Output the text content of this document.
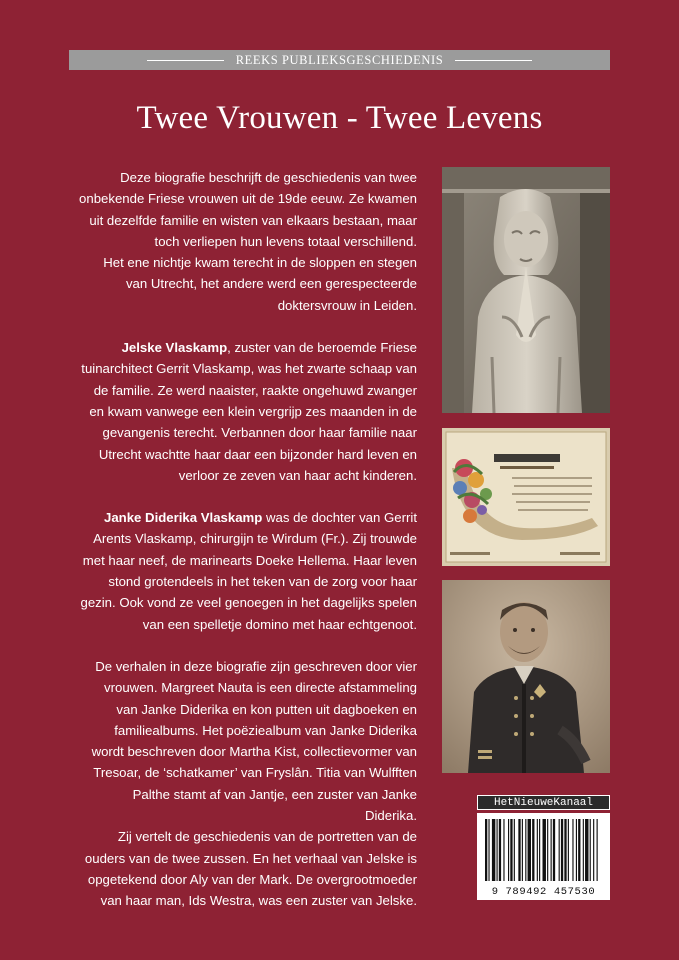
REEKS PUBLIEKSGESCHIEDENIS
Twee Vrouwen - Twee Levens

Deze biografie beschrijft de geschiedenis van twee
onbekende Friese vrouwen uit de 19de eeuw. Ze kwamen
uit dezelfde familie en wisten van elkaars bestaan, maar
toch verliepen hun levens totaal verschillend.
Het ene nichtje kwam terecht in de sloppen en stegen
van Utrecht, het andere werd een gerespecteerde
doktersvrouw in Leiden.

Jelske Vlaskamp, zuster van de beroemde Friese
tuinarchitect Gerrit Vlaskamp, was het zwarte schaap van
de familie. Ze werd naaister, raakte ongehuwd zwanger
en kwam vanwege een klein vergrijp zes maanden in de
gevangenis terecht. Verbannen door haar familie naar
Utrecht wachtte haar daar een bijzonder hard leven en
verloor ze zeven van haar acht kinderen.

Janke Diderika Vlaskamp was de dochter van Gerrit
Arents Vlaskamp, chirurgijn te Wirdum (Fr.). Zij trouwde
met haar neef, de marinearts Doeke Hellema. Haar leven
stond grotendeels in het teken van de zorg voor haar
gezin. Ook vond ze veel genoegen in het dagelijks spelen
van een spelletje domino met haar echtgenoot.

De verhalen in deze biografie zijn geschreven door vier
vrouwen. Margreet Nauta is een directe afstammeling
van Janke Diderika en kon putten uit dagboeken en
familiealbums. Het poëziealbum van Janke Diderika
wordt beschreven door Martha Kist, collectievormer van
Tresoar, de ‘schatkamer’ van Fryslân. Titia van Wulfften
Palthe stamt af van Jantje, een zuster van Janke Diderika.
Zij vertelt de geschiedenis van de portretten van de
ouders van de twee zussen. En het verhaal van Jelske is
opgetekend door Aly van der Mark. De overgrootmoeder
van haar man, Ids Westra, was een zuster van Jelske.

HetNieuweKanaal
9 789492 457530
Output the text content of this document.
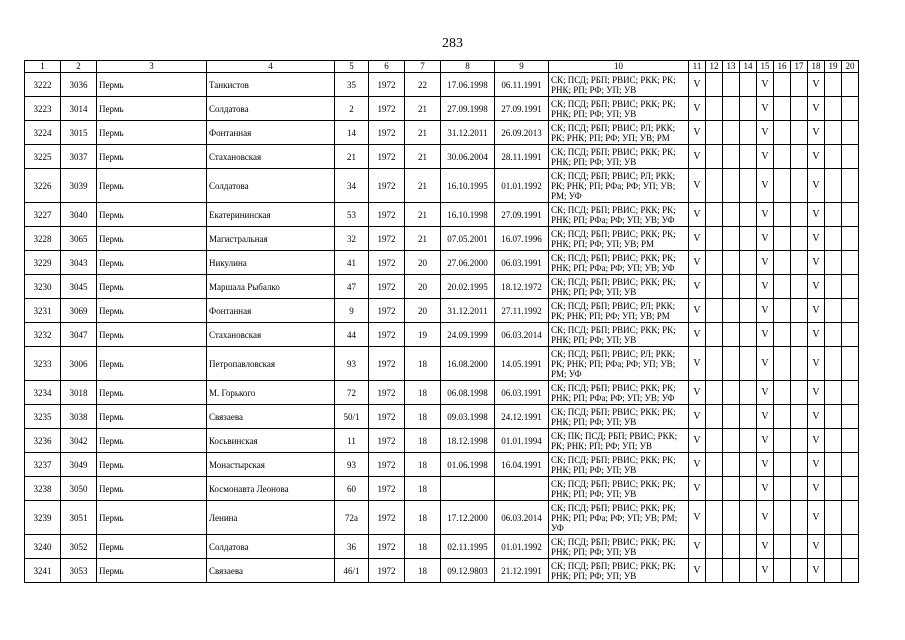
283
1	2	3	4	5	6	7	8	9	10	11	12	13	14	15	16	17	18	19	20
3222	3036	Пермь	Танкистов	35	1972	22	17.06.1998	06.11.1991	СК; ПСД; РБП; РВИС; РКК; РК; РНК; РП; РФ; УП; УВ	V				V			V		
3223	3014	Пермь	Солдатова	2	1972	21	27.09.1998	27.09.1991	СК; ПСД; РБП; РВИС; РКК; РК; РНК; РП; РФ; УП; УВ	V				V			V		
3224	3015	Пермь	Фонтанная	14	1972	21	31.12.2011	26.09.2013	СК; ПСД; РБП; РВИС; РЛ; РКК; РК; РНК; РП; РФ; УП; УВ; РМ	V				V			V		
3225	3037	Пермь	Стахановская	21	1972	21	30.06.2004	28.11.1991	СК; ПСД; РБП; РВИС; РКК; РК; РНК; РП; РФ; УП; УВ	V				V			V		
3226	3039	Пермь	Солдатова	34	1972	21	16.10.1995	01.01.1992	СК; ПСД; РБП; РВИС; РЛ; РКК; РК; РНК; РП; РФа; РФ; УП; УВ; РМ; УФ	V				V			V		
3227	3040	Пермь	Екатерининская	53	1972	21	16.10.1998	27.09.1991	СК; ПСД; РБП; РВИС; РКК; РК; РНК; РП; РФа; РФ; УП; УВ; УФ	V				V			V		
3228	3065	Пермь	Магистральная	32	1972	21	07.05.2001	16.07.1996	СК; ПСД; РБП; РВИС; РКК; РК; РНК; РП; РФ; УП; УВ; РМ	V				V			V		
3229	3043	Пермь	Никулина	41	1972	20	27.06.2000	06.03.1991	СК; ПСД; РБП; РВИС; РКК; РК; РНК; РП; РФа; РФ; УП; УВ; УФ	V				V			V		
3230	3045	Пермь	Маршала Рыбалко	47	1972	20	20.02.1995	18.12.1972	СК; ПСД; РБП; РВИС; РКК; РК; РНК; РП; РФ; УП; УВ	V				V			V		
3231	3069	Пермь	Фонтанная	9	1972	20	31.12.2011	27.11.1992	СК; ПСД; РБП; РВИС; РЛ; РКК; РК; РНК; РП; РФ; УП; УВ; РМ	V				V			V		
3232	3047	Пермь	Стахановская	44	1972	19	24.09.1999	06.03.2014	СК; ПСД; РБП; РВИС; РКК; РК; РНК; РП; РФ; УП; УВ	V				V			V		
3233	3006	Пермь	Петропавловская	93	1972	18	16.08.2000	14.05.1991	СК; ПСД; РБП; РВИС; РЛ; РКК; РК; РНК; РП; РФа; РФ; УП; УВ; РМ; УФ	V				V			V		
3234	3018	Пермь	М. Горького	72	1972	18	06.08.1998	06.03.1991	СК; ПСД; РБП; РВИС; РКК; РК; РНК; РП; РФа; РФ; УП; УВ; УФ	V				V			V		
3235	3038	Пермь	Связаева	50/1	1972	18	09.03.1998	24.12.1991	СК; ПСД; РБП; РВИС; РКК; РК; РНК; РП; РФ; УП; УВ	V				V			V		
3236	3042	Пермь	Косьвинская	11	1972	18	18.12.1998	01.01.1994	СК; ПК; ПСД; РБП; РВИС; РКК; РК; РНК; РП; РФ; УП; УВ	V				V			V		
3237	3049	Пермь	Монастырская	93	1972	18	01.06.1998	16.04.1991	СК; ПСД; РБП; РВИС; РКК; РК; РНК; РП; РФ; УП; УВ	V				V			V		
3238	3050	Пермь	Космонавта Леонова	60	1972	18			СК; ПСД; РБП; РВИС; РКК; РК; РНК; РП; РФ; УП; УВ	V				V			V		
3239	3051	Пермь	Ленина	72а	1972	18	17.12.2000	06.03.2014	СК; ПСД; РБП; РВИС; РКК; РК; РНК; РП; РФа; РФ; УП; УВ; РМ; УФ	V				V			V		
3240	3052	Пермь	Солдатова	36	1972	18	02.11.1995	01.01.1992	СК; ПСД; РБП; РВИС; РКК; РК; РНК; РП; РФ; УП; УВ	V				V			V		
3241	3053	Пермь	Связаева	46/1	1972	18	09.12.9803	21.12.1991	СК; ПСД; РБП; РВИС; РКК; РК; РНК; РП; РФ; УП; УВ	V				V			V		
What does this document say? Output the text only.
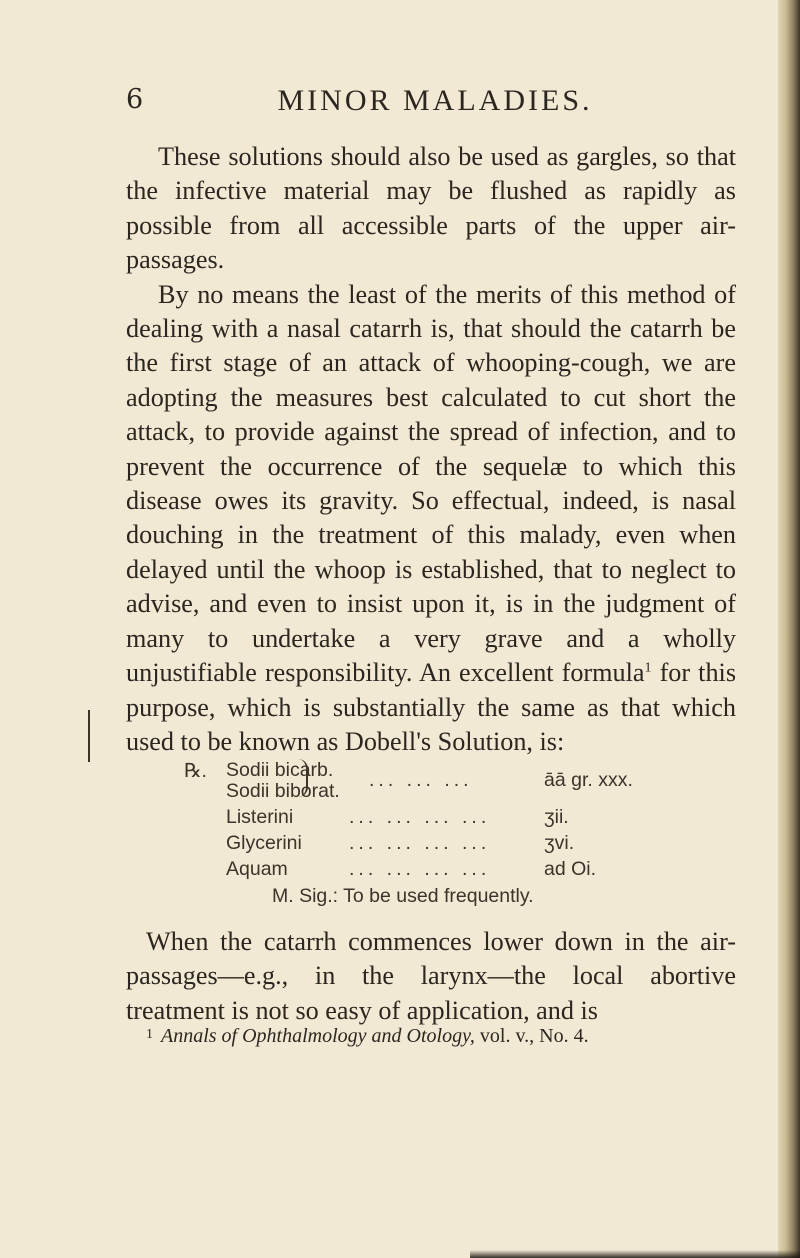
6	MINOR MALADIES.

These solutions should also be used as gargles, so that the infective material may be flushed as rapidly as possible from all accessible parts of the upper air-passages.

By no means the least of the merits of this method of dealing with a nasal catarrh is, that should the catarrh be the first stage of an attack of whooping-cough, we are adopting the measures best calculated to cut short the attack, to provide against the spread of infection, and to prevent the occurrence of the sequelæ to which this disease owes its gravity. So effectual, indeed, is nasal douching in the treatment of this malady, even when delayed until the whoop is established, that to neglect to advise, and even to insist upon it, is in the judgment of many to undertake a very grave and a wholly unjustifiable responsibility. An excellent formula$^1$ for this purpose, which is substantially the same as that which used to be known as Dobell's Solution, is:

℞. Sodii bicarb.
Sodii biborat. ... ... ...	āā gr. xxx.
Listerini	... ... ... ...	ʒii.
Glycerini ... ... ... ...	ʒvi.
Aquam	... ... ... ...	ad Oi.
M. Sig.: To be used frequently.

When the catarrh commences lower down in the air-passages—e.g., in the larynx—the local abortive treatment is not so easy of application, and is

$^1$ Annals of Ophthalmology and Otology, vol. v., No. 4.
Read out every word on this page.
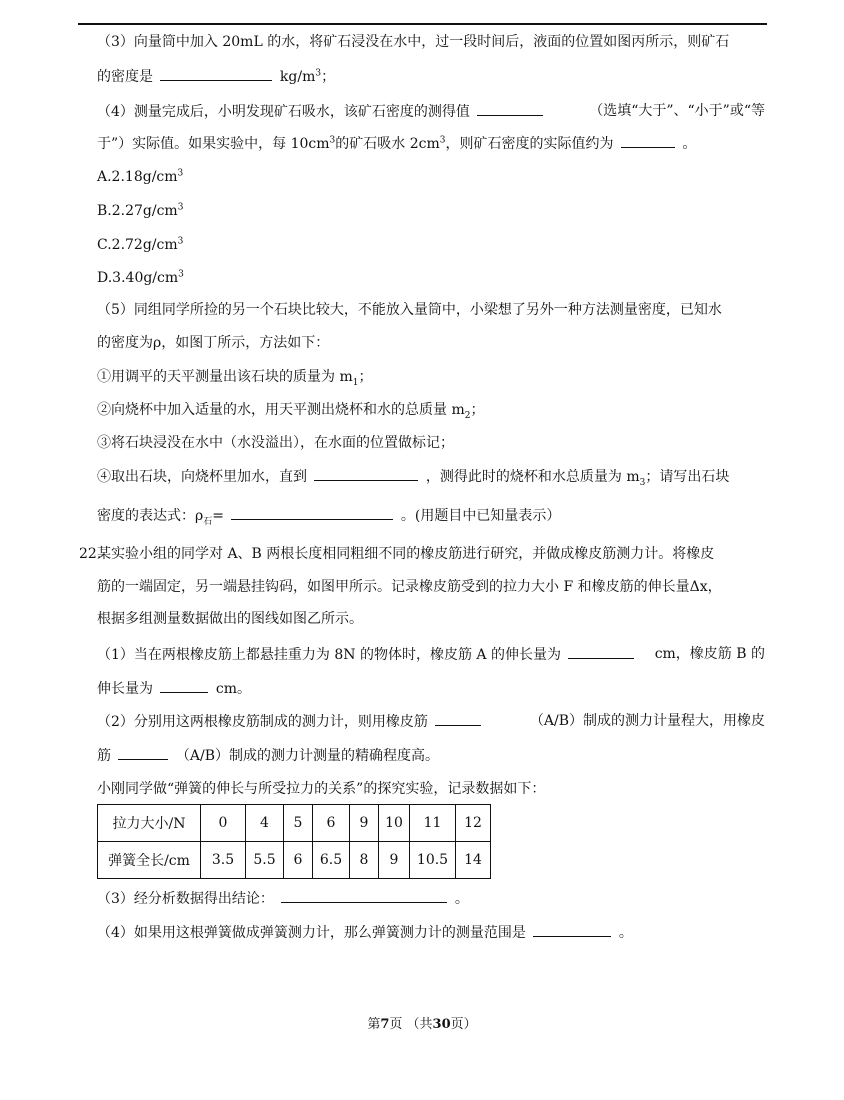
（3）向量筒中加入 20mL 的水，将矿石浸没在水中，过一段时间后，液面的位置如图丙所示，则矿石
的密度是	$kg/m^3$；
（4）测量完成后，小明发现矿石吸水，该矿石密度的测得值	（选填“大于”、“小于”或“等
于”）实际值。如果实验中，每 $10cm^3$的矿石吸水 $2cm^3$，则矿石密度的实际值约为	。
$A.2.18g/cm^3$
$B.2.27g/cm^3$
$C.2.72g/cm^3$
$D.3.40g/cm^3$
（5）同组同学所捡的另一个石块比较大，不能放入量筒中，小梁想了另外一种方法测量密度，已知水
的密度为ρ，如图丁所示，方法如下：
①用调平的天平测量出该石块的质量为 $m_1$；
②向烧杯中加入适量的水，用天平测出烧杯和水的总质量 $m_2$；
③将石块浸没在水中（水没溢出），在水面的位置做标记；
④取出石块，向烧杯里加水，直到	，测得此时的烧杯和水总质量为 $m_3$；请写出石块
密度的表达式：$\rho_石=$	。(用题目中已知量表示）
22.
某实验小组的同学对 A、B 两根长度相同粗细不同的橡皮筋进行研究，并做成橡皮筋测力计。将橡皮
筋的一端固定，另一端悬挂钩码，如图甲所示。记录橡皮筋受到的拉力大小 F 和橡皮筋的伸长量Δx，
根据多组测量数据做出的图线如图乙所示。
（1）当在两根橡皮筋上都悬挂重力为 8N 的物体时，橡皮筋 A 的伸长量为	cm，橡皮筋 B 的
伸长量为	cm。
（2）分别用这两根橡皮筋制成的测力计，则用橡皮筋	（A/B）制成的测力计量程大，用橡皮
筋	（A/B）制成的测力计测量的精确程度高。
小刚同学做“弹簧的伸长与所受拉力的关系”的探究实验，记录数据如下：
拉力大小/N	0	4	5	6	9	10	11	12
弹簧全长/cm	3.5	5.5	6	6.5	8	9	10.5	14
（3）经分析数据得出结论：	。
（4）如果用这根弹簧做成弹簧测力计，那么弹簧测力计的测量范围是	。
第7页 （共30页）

### Work to be completed
Extract every line containing the string "terecht" from the data above.

### Task output
Het ene nichtje kwam terecht in de sloppen en stegen
gevangenis terecht. Verbannen door haar familie naar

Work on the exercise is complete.